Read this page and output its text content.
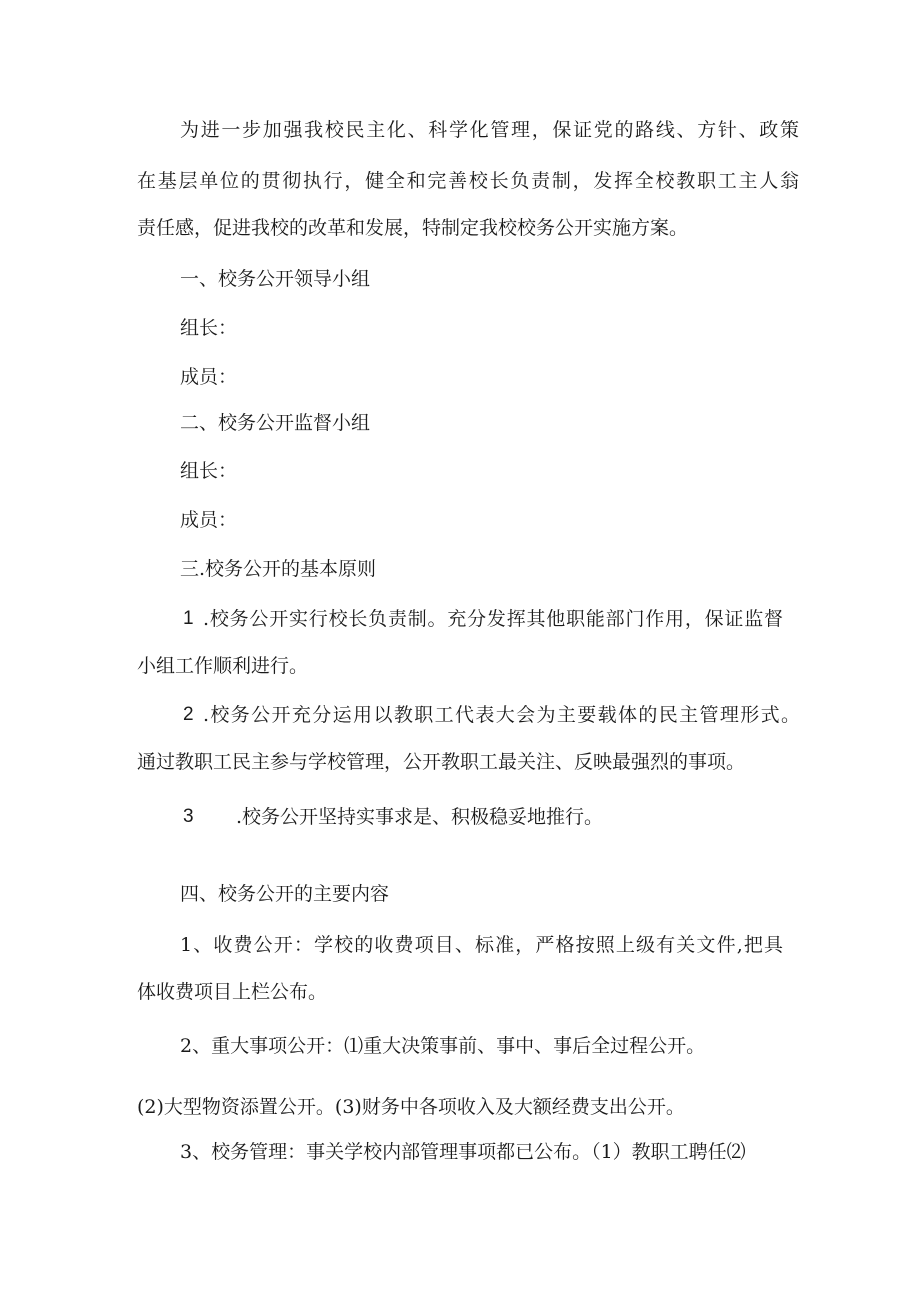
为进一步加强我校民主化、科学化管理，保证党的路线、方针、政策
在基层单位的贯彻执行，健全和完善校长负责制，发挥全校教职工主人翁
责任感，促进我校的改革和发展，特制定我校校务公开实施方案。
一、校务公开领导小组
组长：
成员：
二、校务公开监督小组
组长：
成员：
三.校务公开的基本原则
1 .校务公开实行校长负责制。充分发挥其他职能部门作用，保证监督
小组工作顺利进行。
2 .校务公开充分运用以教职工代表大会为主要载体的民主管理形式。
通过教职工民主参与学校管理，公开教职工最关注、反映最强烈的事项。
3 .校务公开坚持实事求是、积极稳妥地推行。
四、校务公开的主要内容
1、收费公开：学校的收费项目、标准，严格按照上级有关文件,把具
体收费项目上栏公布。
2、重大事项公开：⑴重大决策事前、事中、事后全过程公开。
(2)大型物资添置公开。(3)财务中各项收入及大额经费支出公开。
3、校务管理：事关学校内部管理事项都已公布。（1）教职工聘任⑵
◇ ◇ ◇
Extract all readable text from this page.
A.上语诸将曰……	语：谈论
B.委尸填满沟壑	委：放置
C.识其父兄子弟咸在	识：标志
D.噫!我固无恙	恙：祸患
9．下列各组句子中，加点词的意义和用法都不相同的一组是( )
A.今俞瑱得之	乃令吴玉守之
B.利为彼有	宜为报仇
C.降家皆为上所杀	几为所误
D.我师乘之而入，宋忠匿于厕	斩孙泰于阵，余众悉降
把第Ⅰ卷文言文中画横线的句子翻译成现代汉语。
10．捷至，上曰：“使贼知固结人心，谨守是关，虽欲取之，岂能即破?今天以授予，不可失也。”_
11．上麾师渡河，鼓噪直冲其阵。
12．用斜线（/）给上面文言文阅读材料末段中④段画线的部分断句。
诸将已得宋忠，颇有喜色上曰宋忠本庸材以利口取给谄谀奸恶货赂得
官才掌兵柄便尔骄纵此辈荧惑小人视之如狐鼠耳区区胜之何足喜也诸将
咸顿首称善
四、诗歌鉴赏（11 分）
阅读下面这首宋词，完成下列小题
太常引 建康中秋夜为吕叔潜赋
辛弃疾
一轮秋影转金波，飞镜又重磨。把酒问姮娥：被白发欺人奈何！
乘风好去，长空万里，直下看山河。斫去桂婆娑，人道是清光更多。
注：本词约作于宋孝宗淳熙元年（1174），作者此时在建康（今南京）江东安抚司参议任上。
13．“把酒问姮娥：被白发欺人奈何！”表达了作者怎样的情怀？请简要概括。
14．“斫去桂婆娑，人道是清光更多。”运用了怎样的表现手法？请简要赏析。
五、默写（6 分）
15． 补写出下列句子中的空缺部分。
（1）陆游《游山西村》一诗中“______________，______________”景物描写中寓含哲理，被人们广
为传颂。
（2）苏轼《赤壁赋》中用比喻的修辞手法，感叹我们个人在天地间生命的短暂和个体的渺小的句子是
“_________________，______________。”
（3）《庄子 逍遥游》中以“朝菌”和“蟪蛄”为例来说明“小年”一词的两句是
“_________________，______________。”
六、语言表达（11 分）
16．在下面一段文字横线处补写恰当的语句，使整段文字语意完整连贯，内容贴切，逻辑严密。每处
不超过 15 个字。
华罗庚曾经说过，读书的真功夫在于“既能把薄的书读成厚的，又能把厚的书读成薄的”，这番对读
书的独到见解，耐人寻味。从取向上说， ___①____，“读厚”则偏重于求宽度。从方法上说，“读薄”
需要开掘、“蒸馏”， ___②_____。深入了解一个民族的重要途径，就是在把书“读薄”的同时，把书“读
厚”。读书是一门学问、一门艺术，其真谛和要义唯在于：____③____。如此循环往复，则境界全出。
◇ ◇ ◇
WRITTEN EXERCISE> Look through the entries above and report each line where the string "text" occurs.

TASK SOLUTION>
Read this page and output its text content.
Extract all readable text from this page.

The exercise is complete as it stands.